### [TASK DIRECTIONS]
In the data, extract each line that holds the string "region".

Data records:
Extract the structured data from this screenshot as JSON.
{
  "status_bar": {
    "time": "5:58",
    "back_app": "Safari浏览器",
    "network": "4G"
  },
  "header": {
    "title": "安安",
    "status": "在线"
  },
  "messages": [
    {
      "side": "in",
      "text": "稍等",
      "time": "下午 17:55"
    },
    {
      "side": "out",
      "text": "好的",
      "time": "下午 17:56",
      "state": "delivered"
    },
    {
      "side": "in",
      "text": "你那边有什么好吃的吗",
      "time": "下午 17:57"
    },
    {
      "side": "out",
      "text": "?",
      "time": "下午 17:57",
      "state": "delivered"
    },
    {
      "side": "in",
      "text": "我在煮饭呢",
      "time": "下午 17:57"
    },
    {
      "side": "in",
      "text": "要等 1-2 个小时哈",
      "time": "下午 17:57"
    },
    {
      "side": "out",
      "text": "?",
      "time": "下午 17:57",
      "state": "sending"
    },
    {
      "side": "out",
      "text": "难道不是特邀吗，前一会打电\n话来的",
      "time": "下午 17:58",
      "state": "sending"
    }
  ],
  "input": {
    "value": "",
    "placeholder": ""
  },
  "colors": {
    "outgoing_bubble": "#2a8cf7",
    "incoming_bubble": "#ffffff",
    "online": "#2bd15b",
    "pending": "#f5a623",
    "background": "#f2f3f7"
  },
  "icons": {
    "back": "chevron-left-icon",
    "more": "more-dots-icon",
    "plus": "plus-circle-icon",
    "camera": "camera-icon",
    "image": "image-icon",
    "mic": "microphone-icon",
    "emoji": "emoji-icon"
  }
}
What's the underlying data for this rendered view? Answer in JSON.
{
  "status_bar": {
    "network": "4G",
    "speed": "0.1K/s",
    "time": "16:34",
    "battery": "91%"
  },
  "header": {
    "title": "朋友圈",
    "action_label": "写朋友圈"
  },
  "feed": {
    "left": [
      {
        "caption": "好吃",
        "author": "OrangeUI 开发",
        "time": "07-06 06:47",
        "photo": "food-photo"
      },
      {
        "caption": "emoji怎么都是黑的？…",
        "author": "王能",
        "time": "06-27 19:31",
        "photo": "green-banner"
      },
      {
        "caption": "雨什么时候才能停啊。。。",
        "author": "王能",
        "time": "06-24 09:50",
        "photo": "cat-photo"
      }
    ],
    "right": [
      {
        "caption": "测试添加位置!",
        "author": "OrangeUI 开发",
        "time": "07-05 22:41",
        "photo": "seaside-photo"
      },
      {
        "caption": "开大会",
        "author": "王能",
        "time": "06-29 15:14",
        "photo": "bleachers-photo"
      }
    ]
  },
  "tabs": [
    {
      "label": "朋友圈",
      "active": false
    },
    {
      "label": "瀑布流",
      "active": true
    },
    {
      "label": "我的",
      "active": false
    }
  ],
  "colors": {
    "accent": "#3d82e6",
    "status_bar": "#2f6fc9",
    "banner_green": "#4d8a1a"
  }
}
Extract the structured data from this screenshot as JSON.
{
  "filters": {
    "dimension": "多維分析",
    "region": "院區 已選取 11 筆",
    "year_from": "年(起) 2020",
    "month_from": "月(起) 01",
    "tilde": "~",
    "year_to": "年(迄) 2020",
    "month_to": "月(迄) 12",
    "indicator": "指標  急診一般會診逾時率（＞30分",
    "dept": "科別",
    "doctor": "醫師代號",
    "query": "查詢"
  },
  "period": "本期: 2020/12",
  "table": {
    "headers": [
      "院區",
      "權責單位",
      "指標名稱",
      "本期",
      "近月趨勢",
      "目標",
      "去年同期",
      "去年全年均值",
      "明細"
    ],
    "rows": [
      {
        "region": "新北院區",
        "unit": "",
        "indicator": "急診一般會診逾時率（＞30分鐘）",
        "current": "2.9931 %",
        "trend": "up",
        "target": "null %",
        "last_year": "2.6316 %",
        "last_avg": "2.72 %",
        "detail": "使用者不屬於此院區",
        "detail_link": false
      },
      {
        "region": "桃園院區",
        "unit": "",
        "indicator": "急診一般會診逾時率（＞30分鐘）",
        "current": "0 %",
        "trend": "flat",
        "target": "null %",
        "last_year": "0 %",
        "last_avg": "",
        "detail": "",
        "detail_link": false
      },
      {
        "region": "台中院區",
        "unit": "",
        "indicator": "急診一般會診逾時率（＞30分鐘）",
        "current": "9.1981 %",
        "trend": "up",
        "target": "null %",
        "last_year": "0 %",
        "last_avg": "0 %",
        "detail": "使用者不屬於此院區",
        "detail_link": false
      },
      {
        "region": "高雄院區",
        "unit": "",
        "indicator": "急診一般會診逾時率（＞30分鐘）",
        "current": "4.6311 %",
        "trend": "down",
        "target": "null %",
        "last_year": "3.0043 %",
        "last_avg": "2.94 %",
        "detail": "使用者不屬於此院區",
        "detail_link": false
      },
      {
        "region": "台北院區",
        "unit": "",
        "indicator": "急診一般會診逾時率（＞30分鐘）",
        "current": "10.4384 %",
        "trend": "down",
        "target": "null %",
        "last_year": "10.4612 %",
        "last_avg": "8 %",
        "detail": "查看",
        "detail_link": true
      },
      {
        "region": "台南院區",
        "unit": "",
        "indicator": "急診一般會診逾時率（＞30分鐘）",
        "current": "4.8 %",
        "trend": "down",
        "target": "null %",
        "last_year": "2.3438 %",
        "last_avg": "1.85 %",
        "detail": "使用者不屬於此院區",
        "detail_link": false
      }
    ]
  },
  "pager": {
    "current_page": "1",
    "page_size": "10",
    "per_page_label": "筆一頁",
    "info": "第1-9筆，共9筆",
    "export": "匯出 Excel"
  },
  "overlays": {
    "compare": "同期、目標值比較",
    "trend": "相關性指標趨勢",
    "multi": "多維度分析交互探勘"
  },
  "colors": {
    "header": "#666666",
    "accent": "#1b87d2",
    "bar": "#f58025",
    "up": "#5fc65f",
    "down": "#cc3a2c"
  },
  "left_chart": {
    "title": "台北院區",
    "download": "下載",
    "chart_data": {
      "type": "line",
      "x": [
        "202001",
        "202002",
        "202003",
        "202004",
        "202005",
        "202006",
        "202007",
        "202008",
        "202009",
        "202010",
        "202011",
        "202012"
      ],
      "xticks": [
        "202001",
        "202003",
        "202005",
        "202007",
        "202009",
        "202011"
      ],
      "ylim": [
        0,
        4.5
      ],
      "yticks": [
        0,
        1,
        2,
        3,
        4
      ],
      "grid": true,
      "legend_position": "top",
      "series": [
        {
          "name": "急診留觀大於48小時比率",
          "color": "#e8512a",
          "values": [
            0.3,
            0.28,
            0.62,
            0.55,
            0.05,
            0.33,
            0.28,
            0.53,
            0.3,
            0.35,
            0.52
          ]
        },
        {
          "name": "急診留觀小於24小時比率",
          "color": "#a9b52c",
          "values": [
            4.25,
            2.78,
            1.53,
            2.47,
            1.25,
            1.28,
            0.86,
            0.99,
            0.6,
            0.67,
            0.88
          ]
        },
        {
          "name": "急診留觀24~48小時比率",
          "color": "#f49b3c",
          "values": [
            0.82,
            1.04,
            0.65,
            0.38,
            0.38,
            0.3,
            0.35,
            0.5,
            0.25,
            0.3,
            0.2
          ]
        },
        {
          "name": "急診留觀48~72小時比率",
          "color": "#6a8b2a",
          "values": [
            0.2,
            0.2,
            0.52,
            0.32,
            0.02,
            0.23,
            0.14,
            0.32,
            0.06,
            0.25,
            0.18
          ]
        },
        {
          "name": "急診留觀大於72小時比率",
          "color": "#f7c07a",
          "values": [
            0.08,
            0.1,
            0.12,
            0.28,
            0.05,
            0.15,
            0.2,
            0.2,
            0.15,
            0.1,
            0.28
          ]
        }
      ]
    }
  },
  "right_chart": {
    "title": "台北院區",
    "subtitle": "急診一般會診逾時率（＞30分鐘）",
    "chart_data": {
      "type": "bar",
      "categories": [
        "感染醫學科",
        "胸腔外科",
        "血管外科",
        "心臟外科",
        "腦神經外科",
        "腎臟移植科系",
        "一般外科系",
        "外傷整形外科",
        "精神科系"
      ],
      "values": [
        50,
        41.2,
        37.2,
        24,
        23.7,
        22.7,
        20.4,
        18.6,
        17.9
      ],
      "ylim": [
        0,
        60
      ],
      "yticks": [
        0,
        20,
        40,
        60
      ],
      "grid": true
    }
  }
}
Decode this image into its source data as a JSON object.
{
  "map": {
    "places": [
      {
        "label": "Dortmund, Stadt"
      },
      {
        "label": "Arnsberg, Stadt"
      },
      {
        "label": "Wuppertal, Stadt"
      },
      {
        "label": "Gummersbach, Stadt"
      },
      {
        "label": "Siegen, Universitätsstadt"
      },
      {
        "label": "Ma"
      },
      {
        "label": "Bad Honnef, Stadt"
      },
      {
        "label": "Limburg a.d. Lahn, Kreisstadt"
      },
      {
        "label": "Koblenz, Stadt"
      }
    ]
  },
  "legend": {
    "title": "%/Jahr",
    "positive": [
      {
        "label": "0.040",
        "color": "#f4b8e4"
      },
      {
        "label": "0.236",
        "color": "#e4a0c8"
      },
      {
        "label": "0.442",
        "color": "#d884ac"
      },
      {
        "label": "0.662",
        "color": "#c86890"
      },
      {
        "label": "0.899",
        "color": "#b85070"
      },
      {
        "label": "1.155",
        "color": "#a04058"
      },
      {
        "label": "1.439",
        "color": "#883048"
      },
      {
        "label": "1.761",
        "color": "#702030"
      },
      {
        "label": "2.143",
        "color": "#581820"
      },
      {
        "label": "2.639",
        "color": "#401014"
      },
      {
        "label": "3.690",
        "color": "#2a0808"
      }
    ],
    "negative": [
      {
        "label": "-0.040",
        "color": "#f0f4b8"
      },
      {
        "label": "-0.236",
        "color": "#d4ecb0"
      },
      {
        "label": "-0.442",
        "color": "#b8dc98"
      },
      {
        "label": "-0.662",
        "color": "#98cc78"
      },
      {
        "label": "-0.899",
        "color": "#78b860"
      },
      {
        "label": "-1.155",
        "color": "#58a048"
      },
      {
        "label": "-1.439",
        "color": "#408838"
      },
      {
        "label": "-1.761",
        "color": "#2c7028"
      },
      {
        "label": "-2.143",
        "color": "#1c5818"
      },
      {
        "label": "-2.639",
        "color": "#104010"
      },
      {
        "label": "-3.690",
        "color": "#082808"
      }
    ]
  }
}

### [SOLUTION BELOW]
    "region": "院區 已選取 11 筆",
        "region": "新北院區",
        "region": "桃園院區",
        "region": "台中院區",
        "region": "高雄院區",
        "region": "台北院區",
        "region": "台南院區",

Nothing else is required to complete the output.